— Written instruction —
Return the lines where the word "pandemic" occurs.

— Input rows —
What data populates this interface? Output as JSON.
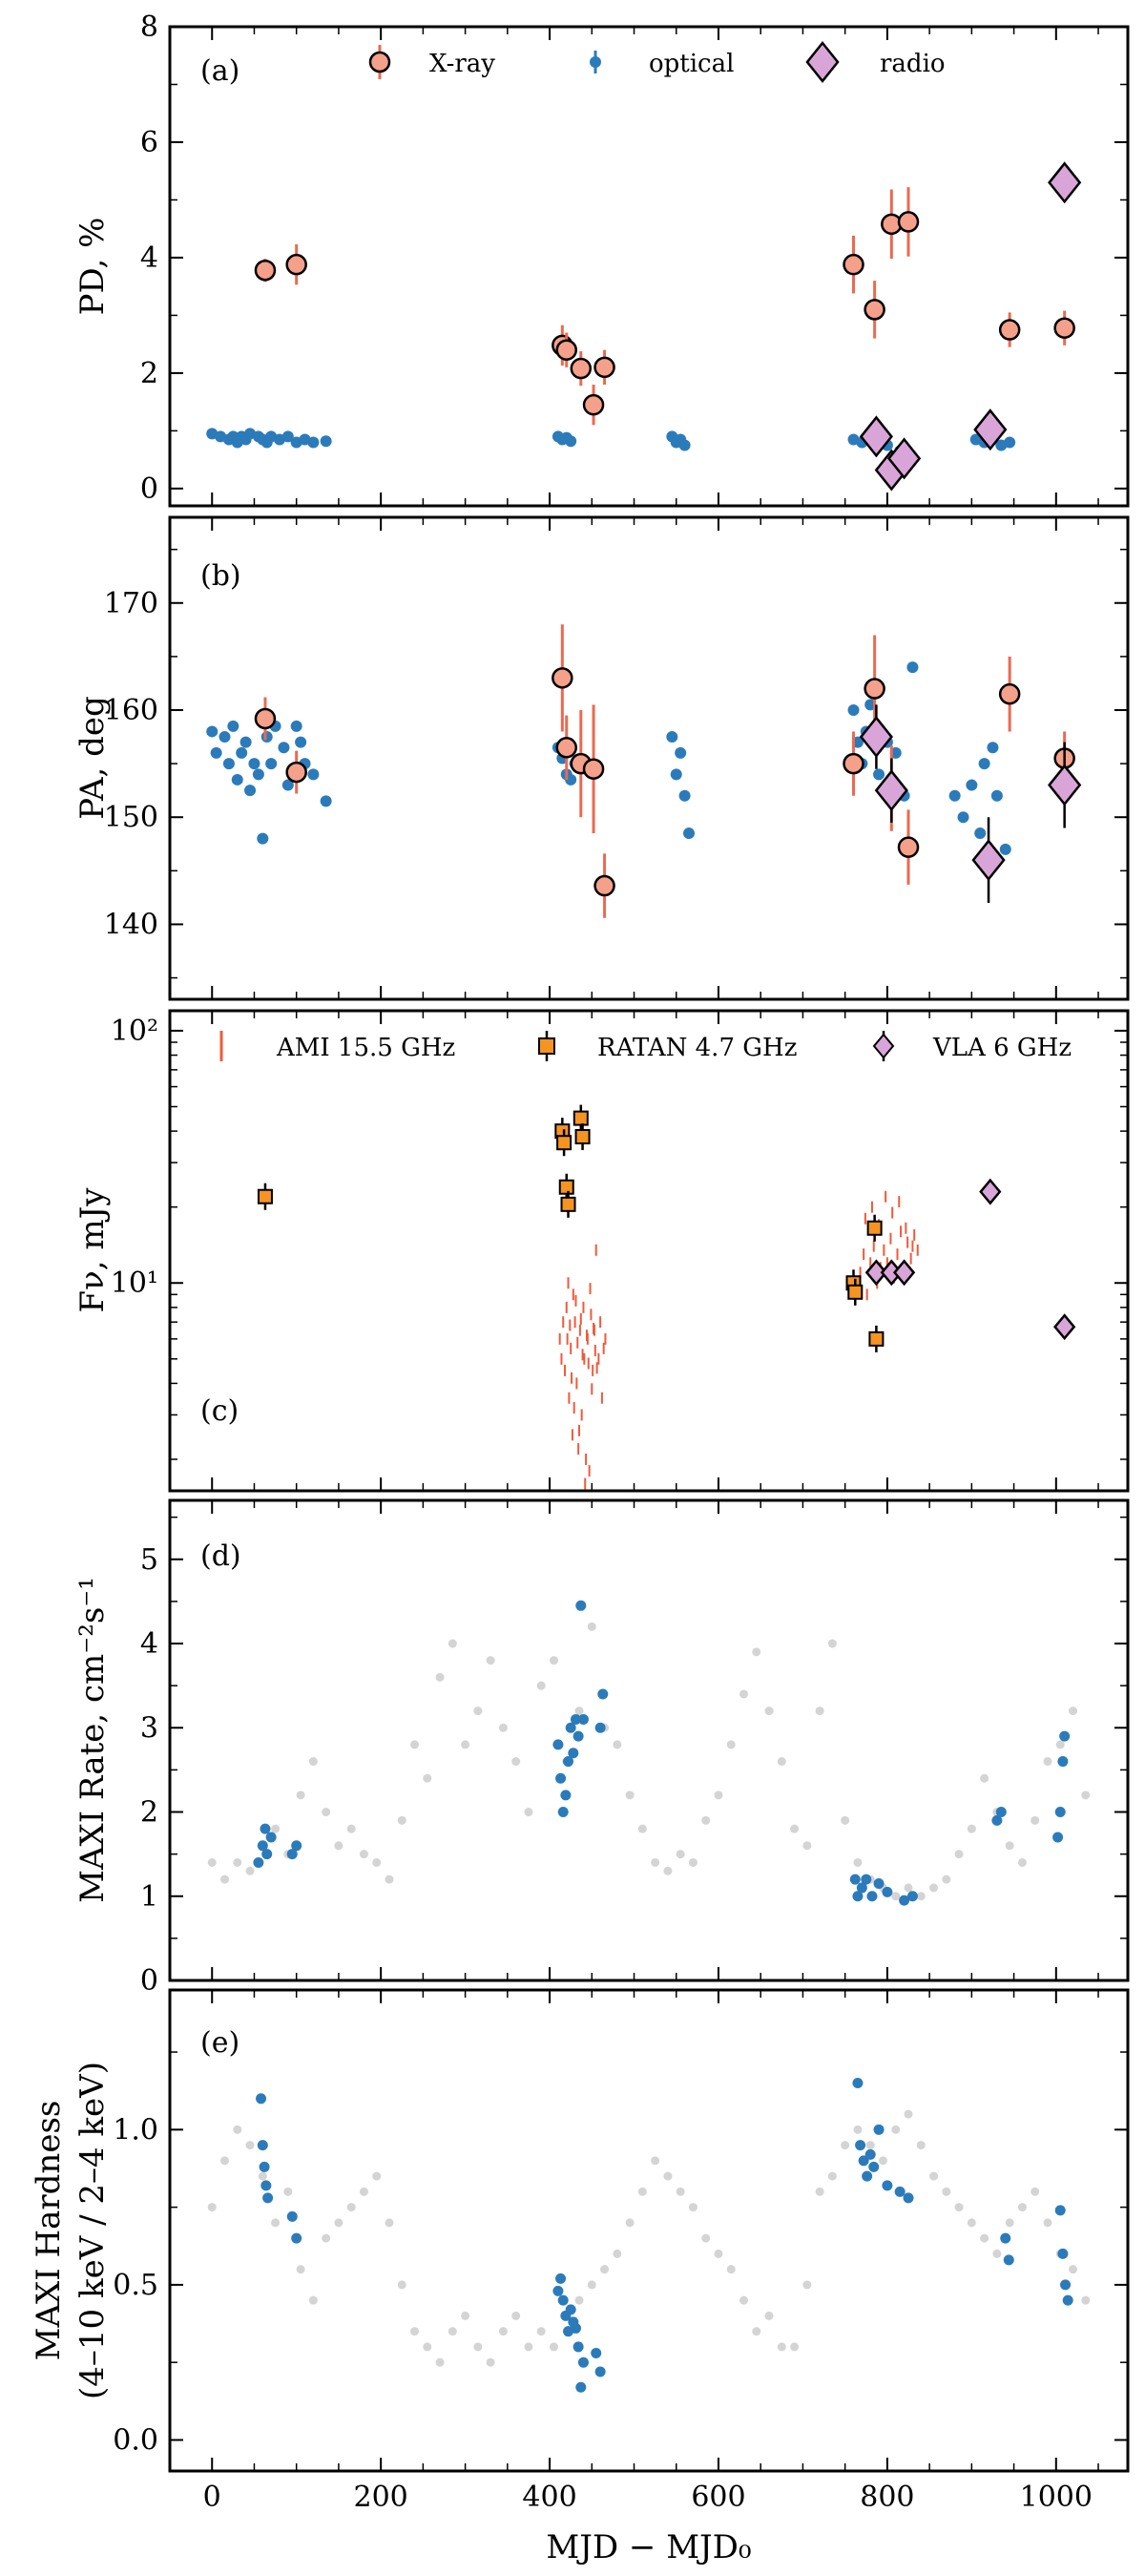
{
  "figure": {
    "xlabel": "MJD − MJD₀",
    "xlim": [
      -50,
      1085
    ],
    "xticks": [
      0,
      200,
      400,
      600,
      800,
      1000
    ],
    "xtick_labels": [
      "0",
      "200",
      "400",
      "600",
      "800",
      "1000"
    ]
  },
  "colors": {
    "xray": "#f4a08a",
    "xray_err": "#ea6a50",
    "optical": "#2b7bbb",
    "radio": "#d9a5d9",
    "ratan": "#f59422",
    "ami": "#f05a3c",
    "maxi_grey": "#d4d4d4",
    "maxi_blue": "#2b7bbb"
  },
  "chart_data": [
    {
      "id": "a",
      "tag": "(a)",
      "type": "scatter",
      "ylabel": "PD, %",
      "ylim": [
        -0.3,
        8
      ],
      "yscale": "linear",
      "yticks": [
        0,
        2,
        4,
        6,
        8
      ],
      "ytick_labels": [
        "0",
        "2",
        "4",
        "6",
        "8"
      ],
      "legend": [
        "X-ray",
        "optical",
        "radio"
      ],
      "series": [
        {
          "name": "optical",
          "marker": "dot",
          "x": [
            0,
            10,
            20,
            25,
            30,
            35,
            40,
            45,
            55,
            60,
            65,
            70,
            80,
            90,
            100,
            110,
            120,
            135,
            410,
            415,
            420,
            425,
            545,
            550,
            555,
            560,
            760,
            770,
            780,
            790,
            800,
            815,
            825,
            905,
            915,
            925,
            935,
            945
          ],
          "y": [
            0.95,
            0.9,
            0.85,
            0.9,
            0.8,
            0.9,
            0.85,
            0.95,
            0.9,
            0.85,
            0.8,
            0.9,
            0.85,
            0.9,
            0.8,
            0.85,
            0.8,
            0.82,
            0.9,
            0.85,
            0.88,
            0.82,
            0.9,
            0.8,
            0.85,
            0.75,
            0.85,
            0.8,
            0.85,
            0.9,
            0.75,
            0.65,
            0.6,
            0.85,
            0.8,
            0.9,
            0.75,
            0.8
          ]
        },
        {
          "name": "X-ray",
          "marker": "circle",
          "x": [
            63,
            100,
            415,
            420,
            437,
            452,
            465,
            760,
            785,
            805,
            825,
            945,
            1010
          ],
          "y": [
            3.78,
            3.88,
            2.48,
            2.4,
            2.08,
            1.45,
            2.1,
            3.88,
            3.1,
            4.58,
            4.62,
            2.75,
            2.78
          ],
          "err": [
            0.2,
            0.35,
            0.35,
            0.3,
            0.3,
            0.35,
            0.3,
            0.5,
            0.5,
            0.6,
            0.6,
            0.3,
            0.3
          ]
        },
        {
          "name": "radio",
          "marker": "diamond",
          "x": [
            787,
            805,
            820,
            922,
            1010
          ],
          "y": [
            0.9,
            0.32,
            0.52,
            1.02,
            5.3
          ]
        }
      ]
    },
    {
      "id": "b",
      "tag": "(b)",
      "type": "scatter",
      "ylabel": "PA, deg",
      "ylim": [
        133,
        178
      ],
      "yscale": "linear",
      "yticks": [
        140,
        150,
        160,
        170
      ],
      "ytick_labels": [
        "140",
        "150",
        "160",
        "170"
      ],
      "series": [
        {
          "name": "optical",
          "marker": "dot",
          "x": [
            0,
            5,
            15,
            20,
            25,
            30,
            35,
            40,
            45,
            50,
            55,
            60,
            65,
            70,
            75,
            85,
            90,
            100,
            105,
            110,
            120,
            135,
            410,
            415,
            420,
            425,
            430,
            545,
            550,
            555,
            560,
            565,
            760,
            765,
            770,
            775,
            780,
            790,
            800,
            810,
            820,
            830,
            880,
            890,
            900,
            910,
            915,
            925,
            930,
            940
          ],
          "y": [
            158,
            156,
            157.5,
            155,
            158.5,
            153.5,
            156,
            157,
            152.5,
            155,
            154,
            148,
            157.5,
            155,
            158.5,
            156.5,
            153,
            158.5,
            157,
            155,
            154,
            151.5,
            156.5,
            155.5,
            154,
            153.5,
            155,
            157.5,
            154,
            156,
            152,
            148.5,
            160,
            157,
            155,
            158,
            160.5,
            154,
            157,
            156,
            152,
            164,
            152,
            150,
            153,
            148.5,
            155,
            156.5,
            152,
            147
          ]
        },
        {
          "name": "X-ray",
          "marker": "circle",
          "x": [
            63,
            100,
            415,
            420,
            437,
            452,
            465,
            760,
            785,
            805,
            825,
            945,
            1010
          ],
          "y": [
            159.2,
            154.2,
            163,
            156.5,
            155,
            154.5,
            143.6,
            155,
            162,
            152.7,
            147.2,
            161.5,
            155.5
          ],
          "err": [
            2,
            2,
            5,
            3,
            5,
            6,
            3,
            3,
            5,
            4,
            3.5,
            3.5,
            2.5
          ]
        },
        {
          "name": "radio",
          "marker": "diamond",
          "x": [
            787,
            805,
            920,
            1010
          ],
          "y": [
            157.5,
            152.5,
            146,
            153
          ],
          "err": [
            3,
            3,
            4,
            4
          ]
        }
      ]
    },
    {
      "id": "c",
      "tag": "(c)",
      "type": "scatter",
      "ylabel": "Fν, mJy",
      "ylim": [
        1.5,
        120
      ],
      "yscale": "log",
      "yticks": [
        10,
        100
      ],
      "ytick_labels": [
        "10¹",
        "10²"
      ],
      "legend": [
        "AMI 15.5 GHz",
        "RATAN 4.7 GHz",
        "VLA 6 GHz"
      ],
      "series": [
        {
          "name": "AMI 15.5 GHz",
          "marker": "errbar",
          "x": [
            412,
            414,
            416,
            418,
            420,
            421,
            423,
            425,
            427,
            428,
            430,
            432,
            434,
            436,
            438,
            440,
            441,
            443,
            445,
            447,
            449,
            451,
            453,
            455,
            458,
            460,
            462,
            464,
            466,
            422,
            424,
            426,
            429,
            431,
            433,
            435,
            437,
            439,
            442,
            444,
            446,
            448,
            450,
            452,
            454,
            456,
            768,
            772,
            776,
            780,
            784,
            788,
            792,
            796,
            800,
            804,
            808,
            812,
            816,
            820,
            824,
            828,
            832,
            836,
            774,
            782,
            790,
            798,
            806,
            814,
            822,
            830
          ],
          "y": [
            6,
            5,
            7,
            4.5,
            8,
            6,
            3.5,
            5.5,
            2.5,
            9,
            7,
            4,
            2.2,
            6.5,
            3,
            8,
            5,
            2,
            6,
            1.8,
            7.5,
            4.5,
            6.5,
            13.5,
            5,
            7,
            3.5,
            5.5,
            6,
            10,
            6.8,
            4.2,
            3.2,
            8.5,
            5.8,
            2.6,
            7.2,
            5.2,
            1.6,
            6.2,
            4.8,
            9.5,
            3.8,
            6.6,
            5.4,
            4.6,
            11,
            13,
            9,
            12,
            14,
            10,
            11.5,
            13.5,
            12,
            15,
            10.5,
            13,
            16,
            11,
            14.5,
            12.5,
            15.5,
            13.5,
            18,
            20,
            17,
            22,
            19,
            21,
            16.5,
            14
          ]
        },
        {
          "name": "RATAN 4.7 GHz",
          "marker": "square",
          "x": [
            63,
            415,
            417,
            420,
            422,
            437,
            439,
            760,
            762,
            785,
            787
          ],
          "y": [
            22,
            40,
            36,
            24,
            20.5,
            45,
            38,
            10,
            9.2,
            16.5,
            6
          ]
        },
        {
          "name": "VLA 6 GHz",
          "marker": "diamond",
          "x": [
            787,
            805,
            820,
            922,
            1010
          ],
          "y": [
            11,
            11,
            11,
            23,
            6.7
          ]
        }
      ]
    },
    {
      "id": "d",
      "tag": "(d)",
      "type": "scatter",
      "ylabel": "MAXI Rate, cm⁻²s⁻¹",
      "ylim": [
        0,
        5.7
      ],
      "yscale": "linear",
      "yticks": [
        0,
        1,
        2,
        3,
        4,
        5
      ],
      "ytick_labels": [
        "0",
        "1",
        "2",
        "3",
        "4",
        "5"
      ],
      "series": [
        {
          "name": "MAXI (all)",
          "marker": "greydot",
          "x": [
            0,
            15,
            30,
            45,
            60,
            75,
            90,
            105,
            120,
            135,
            150,
            165,
            180,
            195,
            210,
            225,
            240,
            255,
            270,
            285,
            300,
            315,
            330,
            345,
            360,
            375,
            390,
            405,
            420,
            435,
            450,
            465,
            480,
            495,
            510,
            525,
            540,
            555,
            570,
            585,
            600,
            615,
            630,
            645,
            660,
            675,
            690,
            705,
            720,
            735,
            750,
            765,
            780,
            795,
            810,
            825,
            840,
            855,
            870,
            885,
            900,
            915,
            930,
            945,
            960,
            975,
            990,
            1005,
            1020,
            1035
          ],
          "y": [
            1.4,
            1.2,
            1.4,
            1.3,
            1.6,
            1.8,
            1.5,
            2.2,
            2.6,
            2.0,
            1.6,
            1.8,
            1.5,
            1.4,
            1.2,
            1.9,
            2.8,
            2.4,
            3.6,
            4.0,
            2.8,
            3.2,
            3.8,
            3.0,
            2.6,
            2.0,
            3.5,
            3.8,
            2.6,
            3.2,
            4.2,
            3.0,
            2.8,
            2.2,
            1.8,
            1.4,
            1.3,
            1.5,
            1.4,
            1.9,
            2.2,
            2.8,
            3.4,
            3.9,
            3.2,
            2.6,
            1.8,
            1.6,
            3.2,
            4.0,
            1.9,
            1.4,
            1.2,
            1.1,
            1.0,
            1.1,
            1.0,
            1.1,
            1.2,
            1.5,
            1.8,
            2.4,
            2.0,
            1.6,
            1.4,
            1.9,
            2.6,
            2.8,
            3.2,
            2.2
          ]
        },
        {
          "name": "MAXI (simultaneous)",
          "marker": "bluedot",
          "x": [
            55,
            60,
            63,
            65,
            70,
            95,
            100,
            410,
            413,
            416,
            419,
            422,
            425,
            428,
            431,
            434,
            437,
            440,
            460,
            463,
            762,
            765,
            770,
            775,
            782,
            790,
            800,
            820,
            830,
            930,
            935,
            1002,
            1005,
            1008,
            1010
          ],
          "y": [
            1.4,
            1.6,
            1.8,
            1.5,
            1.7,
            1.5,
            1.6,
            2.8,
            2.4,
            2.0,
            2.2,
            2.6,
            3.0,
            2.7,
            3.1,
            2.9,
            4.45,
            3.1,
            3.0,
            3.4,
            1.2,
            1.0,
            1.1,
            1.2,
            1.0,
            1.15,
            1.05,
            0.95,
            1.0,
            1.9,
            2.0,
            1.7,
            2.0,
            2.6,
            2.9
          ]
        }
      ]
    },
    {
      "id": "e",
      "tag": "(e)",
      "type": "scatter",
      "ylabel": "MAXI Hardness",
      "ylabel2": "(4–10 keV / 2–4 keV)",
      "ylim": [
        -0.1,
        1.45
      ],
      "yscale": "linear",
      "yticks": [
        0.0,
        0.5,
        1.0
      ],
      "ytick_labels": [
        "0.0",
        "0.5",
        "1.0"
      ],
      "series": [
        {
          "name": "MAXI (all)",
          "marker": "greydot",
          "x": [
            0,
            15,
            30,
            45,
            60,
            75,
            90,
            105,
            120,
            135,
            150,
            165,
            180,
            195,
            210,
            225,
            240,
            255,
            270,
            285,
            300,
            315,
            330,
            345,
            360,
            375,
            390,
            405,
            420,
            435,
            450,
            465,
            480,
            495,
            510,
            525,
            540,
            555,
            570,
            585,
            600,
            615,
            630,
            645,
            660,
            675,
            690,
            705,
            720,
            735,
            750,
            765,
            780,
            795,
            810,
            825,
            840,
            855,
            870,
            885,
            900,
            915,
            930,
            945,
            960,
            975,
            990,
            1005,
            1020,
            1035
          ],
          "y": [
            0.75,
            0.9,
            1.0,
            0.95,
            0.85,
            0.7,
            0.8,
            0.55,
            0.45,
            0.65,
            0.7,
            0.75,
            0.8,
            0.85,
            0.7,
            0.5,
            0.35,
            0.3,
            0.25,
            0.35,
            0.4,
            0.3,
            0.25,
            0.35,
            0.4,
            0.3,
            0.35,
            0.3,
            0.4,
            0.45,
            0.5,
            0.55,
            0.6,
            0.7,
            0.8,
            0.9,
            0.85,
            0.8,
            0.75,
            0.65,
            0.6,
            0.55,
            0.45,
            0.35,
            0.4,
            0.3,
            0.3,
            0.5,
            0.8,
            0.85,
            0.95,
            1.0,
            0.95,
            0.9,
            1.0,
            1.05,
            0.95,
            0.85,
            0.8,
            0.75,
            0.7,
            0.65,
            0.6,
            0.7,
            0.75,
            0.8,
            0.7,
            0.6,
            0.55,
            0.45
          ]
        },
        {
          "name": "MAXI (simultaneous)",
          "marker": "bluedot",
          "x": [
            58,
            60,
            62,
            64,
            66,
            95,
            100,
            410,
            413,
            416,
            419,
            422,
            425,
            428,
            431,
            434,
            437,
            440,
            455,
            460,
            765,
            768,
            772,
            776,
            780,
            784,
            790,
            800,
            815,
            825,
            940,
            944,
            1005,
            1008,
            1011,
            1014
          ],
          "y": [
            1.1,
            0.95,
            0.88,
            0.82,
            0.78,
            0.72,
            0.65,
            0.48,
            0.52,
            0.45,
            0.4,
            0.35,
            0.42,
            0.38,
            0.36,
            0.3,
            0.17,
            0.25,
            0.28,
            0.22,
            1.15,
            0.95,
            0.9,
            0.85,
            0.92,
            0.88,
            1.0,
            0.82,
            0.8,
            0.78,
            0.65,
            0.58,
            0.74,
            0.6,
            0.5,
            0.45
          ]
        }
      ]
    }
  ]
}
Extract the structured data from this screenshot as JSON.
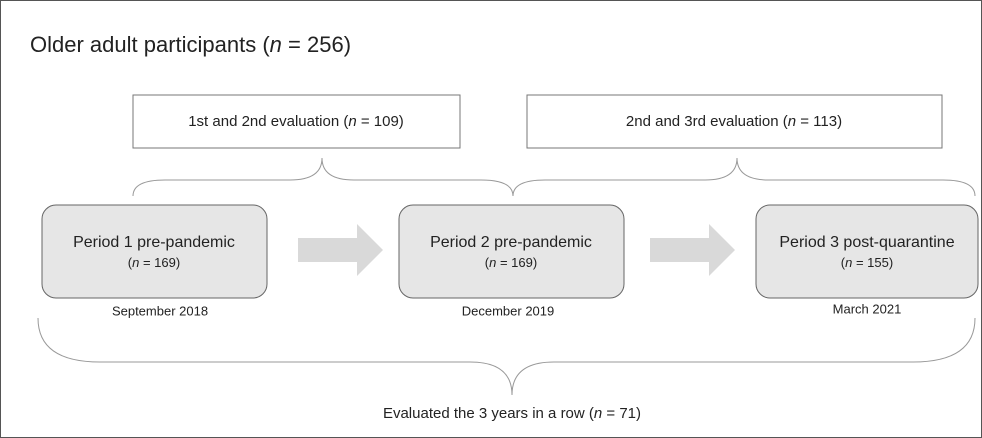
{
  "title": [
    "Older adult participants (",
    "n",
    " = 256)"
  ],
  "evaluations": [
    {
      "label": [
        "1st and 2nd evaluation (",
        "n",
        " = 109)"
      ]
    },
    {
      "label": [
        "2nd and 3rd evaluation (",
        "n",
        " = 113)"
      ]
    }
  ],
  "periods": [
    {
      "label": "Period 1 pre-pandemic",
      "count": [
        "(",
        "n",
        " = 169)"
      ],
      "date": "September 2018"
    },
    {
      "label": "Period 2 pre-pandemic",
      "count": [
        "(",
        "n",
        " = 169)"
      ],
      "date": "December 2019"
    },
    {
      "label": "Period 3 post-quarantine",
      "count": [
        "(",
        "n",
        " = 155)"
      ],
      "date": "March 2021"
    }
  ],
  "footer": [
    "Evaluated the 3 years in a row (",
    "n",
    " = 71)"
  ]
}
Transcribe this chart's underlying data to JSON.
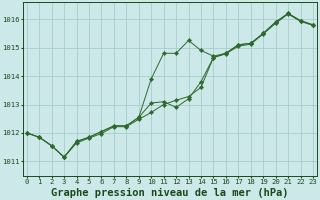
{
  "x": [
    0,
    1,
    2,
    3,
    4,
    5,
    6,
    7,
    8,
    9,
    10,
    11,
    12,
    13,
    14,
    15,
    16,
    17,
    18,
    19,
    20,
    21,
    22,
    23
  ],
  "line1": [
    1012.0,
    1011.85,
    1011.55,
    1011.15,
    1011.7,
    1011.85,
    1012.05,
    1012.25,
    1012.25,
    1012.55,
    1013.9,
    1014.8,
    1014.8,
    1015.25,
    1014.9,
    1014.7,
    1014.8,
    1015.1,
    1015.15,
    1015.5,
    1015.9,
    1016.2,
    1015.95,
    1015.8
  ],
  "line2": [
    1012.0,
    1011.85,
    1011.55,
    1011.15,
    1011.7,
    1011.85,
    1012.05,
    1012.25,
    1012.25,
    1012.55,
    1013.05,
    1013.1,
    1012.9,
    1013.2,
    1013.8,
    1014.65,
    1014.8,
    1015.1,
    1015.15,
    1015.5,
    1015.9,
    1016.2,
    1015.95,
    1015.8
  ],
  "line3": [
    1012.0,
    1011.85,
    1011.55,
    1011.15,
    1011.65,
    1011.82,
    1011.98,
    1012.22,
    1012.22,
    1012.48,
    1012.72,
    1013.0,
    1013.15,
    1013.28,
    1013.6,
    1014.65,
    1014.78,
    1015.05,
    1015.12,
    1015.48,
    1015.85,
    1016.18,
    1015.92,
    1015.78
  ],
  "ylim": [
    1010.5,
    1016.6
  ],
  "yticks": [
    1011,
    1012,
    1013,
    1014,
    1015,
    1016
  ],
  "xticks": [
    0,
    1,
    2,
    3,
    4,
    5,
    6,
    7,
    8,
    9,
    10,
    11,
    12,
    13,
    14,
    15,
    16,
    17,
    18,
    19,
    20,
    21,
    22,
    23
  ],
  "line_color": "#2d6a2d",
  "bg_color": "#cce8e8",
  "grid_color": "#a8cccc",
  "title": "Graphe pression niveau de la mer (hPa)",
  "title_color": "#1a4a1a",
  "tick_fontsize": 5.2,
  "title_fontsize": 7.5
}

— Full response —
      "label": "Period 1 pre-pandemic",
      "label": "Period 2 pre-pandemic",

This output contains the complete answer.